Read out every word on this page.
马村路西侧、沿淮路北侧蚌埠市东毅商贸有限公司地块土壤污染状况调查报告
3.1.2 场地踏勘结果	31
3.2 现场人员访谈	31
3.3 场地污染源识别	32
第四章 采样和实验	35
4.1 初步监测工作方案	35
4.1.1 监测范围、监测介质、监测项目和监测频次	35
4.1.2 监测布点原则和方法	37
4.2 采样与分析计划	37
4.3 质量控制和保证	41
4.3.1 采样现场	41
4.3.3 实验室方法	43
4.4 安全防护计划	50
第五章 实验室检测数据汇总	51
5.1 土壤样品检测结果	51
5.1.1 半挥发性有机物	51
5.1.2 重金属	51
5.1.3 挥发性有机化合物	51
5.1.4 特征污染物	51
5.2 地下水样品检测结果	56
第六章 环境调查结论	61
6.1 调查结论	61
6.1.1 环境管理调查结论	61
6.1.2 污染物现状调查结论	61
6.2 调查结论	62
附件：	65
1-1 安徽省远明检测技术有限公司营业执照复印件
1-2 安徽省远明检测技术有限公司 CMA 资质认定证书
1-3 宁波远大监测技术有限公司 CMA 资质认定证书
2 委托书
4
★ ★ ★ ★ ★
§ **Goal**: Across the material above, how many lines include the string "资质认定证书"? Only the number is wanted.

§ **The output**: 2